Dataset rows
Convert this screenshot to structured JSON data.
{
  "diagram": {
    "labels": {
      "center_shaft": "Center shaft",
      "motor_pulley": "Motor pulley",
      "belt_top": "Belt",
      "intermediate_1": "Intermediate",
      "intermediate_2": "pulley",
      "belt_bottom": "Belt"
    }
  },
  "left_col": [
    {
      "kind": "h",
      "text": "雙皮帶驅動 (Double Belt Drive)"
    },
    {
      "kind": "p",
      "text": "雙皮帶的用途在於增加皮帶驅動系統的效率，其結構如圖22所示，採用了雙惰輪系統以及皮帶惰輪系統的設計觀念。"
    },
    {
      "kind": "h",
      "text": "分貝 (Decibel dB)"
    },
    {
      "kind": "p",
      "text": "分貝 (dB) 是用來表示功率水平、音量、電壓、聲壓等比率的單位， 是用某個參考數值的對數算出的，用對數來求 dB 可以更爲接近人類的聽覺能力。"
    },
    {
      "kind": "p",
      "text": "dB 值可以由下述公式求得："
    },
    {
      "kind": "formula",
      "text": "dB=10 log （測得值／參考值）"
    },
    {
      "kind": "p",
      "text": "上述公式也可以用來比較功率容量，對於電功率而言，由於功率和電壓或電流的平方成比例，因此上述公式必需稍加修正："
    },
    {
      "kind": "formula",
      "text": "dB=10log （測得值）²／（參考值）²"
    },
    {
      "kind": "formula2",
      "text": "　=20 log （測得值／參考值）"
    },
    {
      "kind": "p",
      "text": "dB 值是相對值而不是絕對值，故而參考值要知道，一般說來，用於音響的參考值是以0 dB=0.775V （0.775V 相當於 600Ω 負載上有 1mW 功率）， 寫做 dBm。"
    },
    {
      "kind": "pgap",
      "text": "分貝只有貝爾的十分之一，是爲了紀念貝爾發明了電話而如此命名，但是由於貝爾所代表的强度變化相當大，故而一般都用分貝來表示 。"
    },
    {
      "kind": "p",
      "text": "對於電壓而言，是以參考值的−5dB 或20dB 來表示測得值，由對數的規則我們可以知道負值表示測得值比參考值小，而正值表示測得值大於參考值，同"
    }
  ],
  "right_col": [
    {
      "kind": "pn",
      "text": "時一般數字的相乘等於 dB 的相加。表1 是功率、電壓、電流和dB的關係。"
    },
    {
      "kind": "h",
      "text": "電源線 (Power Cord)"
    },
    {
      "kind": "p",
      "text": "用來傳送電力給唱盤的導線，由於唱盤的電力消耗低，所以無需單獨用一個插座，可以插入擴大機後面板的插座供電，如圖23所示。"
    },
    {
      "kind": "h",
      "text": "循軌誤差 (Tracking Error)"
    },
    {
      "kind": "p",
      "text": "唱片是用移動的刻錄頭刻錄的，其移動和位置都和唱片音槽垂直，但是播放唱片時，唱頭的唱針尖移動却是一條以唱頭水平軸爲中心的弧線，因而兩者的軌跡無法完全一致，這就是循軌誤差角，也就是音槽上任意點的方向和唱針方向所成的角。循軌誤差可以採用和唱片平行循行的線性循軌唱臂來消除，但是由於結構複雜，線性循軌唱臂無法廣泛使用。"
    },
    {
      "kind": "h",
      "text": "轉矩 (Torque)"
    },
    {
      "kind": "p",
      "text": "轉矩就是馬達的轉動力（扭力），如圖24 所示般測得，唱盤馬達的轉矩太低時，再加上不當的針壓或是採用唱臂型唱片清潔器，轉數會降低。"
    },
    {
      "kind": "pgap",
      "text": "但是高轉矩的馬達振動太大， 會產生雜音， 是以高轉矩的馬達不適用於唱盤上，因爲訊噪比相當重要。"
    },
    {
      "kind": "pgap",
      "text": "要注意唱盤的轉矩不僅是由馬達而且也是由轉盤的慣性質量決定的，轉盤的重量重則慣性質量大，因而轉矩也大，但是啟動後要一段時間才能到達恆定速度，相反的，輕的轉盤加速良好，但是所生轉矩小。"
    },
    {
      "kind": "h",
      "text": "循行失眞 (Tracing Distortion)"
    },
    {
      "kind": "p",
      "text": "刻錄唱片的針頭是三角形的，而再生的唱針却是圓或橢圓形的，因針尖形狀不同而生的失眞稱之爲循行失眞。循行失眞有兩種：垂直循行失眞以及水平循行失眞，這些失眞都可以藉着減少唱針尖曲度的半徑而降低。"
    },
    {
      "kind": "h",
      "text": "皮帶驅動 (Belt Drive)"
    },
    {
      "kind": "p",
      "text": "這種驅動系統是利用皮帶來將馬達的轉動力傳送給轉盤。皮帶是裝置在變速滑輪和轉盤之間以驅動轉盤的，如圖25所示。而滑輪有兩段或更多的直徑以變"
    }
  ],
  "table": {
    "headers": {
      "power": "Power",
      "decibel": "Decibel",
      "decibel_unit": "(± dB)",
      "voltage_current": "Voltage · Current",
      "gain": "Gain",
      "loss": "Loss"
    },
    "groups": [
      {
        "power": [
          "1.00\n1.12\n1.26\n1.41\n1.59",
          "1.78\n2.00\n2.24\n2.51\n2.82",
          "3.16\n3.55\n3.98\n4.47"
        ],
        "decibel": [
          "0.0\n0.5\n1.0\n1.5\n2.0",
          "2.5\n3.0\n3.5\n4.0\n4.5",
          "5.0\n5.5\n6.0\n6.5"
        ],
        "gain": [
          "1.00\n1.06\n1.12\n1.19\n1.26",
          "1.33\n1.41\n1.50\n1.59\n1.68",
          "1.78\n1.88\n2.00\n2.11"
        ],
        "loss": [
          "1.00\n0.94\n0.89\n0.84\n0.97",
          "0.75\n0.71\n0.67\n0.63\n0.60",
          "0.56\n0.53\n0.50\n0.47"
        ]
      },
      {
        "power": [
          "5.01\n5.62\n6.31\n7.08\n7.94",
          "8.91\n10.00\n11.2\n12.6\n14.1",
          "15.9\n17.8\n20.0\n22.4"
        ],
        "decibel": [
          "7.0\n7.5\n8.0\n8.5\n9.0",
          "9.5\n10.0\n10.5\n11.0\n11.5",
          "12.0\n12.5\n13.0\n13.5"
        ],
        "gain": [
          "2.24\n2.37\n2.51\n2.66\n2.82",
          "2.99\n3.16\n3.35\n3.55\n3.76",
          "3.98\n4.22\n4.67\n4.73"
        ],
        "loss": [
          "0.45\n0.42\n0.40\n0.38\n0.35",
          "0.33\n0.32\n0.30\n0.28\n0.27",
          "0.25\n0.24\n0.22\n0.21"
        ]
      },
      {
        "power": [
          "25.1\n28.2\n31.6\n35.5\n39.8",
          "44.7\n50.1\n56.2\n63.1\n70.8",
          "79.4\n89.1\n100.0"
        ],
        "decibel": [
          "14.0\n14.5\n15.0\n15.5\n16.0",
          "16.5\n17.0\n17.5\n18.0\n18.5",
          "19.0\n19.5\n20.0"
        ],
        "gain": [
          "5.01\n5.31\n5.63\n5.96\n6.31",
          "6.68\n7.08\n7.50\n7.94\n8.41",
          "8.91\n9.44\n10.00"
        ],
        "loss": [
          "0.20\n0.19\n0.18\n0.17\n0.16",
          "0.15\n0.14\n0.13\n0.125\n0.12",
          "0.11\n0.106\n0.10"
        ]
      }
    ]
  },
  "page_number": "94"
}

» **Task goal**: The lines above form a set of records; determine how many of them contain the string "pulley" and give that number alone.

» **Correct response**: 2